MATERIAL SUPPLIED
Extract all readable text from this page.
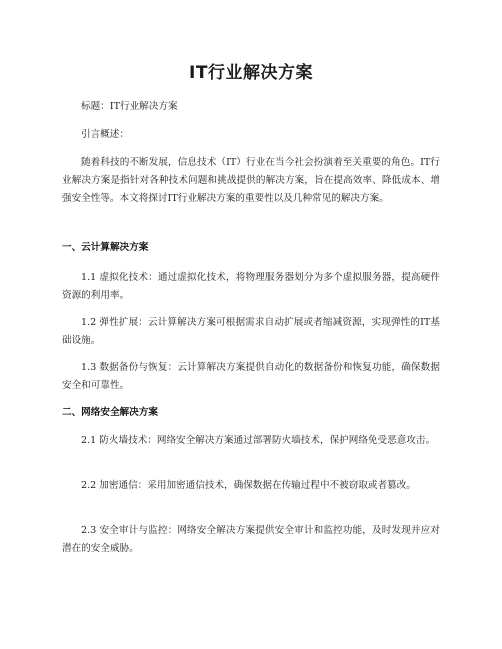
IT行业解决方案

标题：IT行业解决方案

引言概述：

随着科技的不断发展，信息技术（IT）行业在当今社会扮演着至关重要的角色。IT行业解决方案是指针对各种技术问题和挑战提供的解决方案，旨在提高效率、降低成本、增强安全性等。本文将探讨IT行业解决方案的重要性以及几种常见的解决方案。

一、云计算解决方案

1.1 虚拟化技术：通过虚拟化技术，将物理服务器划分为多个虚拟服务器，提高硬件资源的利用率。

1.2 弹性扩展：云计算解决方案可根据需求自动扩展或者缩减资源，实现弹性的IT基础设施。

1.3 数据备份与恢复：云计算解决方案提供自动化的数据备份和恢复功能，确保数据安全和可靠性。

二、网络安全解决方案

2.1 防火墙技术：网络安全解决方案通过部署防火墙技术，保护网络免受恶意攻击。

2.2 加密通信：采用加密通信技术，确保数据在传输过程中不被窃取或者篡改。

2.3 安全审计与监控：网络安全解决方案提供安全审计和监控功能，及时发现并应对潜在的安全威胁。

YOUR INSTRUCTIONS
Quote the preceding listing precisely and completely, omitting its images.

COMPLETE ANSWER
Extract all readable text from this page.
IT行业解决方案

标题：IT行业解决方案

引言概述：

随着科技的不断发展，信息技术（IT）行业在当今社会扮演着至关重要的角色。IT行业解决方案是指针对各种技术问题和挑战提供的解决方案，旨在提高效率、降低成本、增强安全性等。本文将探讨IT行业解决方案的重要性以及几种常见的解决方案。

一、云计算解决方案

1.1 虚拟化技术：通过虚拟化技术，将物理服务器划分为多个虚拟服务器，提高硬件资源的利用率。

1.2 弹性扩展：云计算解决方案可根据需求自动扩展或者缩减资源，实现弹性的IT基础设施。

1.3 数据备份与恢复：云计算解决方案提供自动化的数据备份和恢复功能，确保数据安全和可靠性。

二、网络安全解决方案

2.1 防火墙技术：网络安全解决方案通过部署防火墙技术，保护网络免受恶意攻击。

2.2 加密通信：采用加密通信技术，确保数据在传输过程中不被窃取或者篡改。

2.3 安全审计与监控：网络安全解决方案提供安全审计和监控功能，及时发现并应对潜在的安全威胁。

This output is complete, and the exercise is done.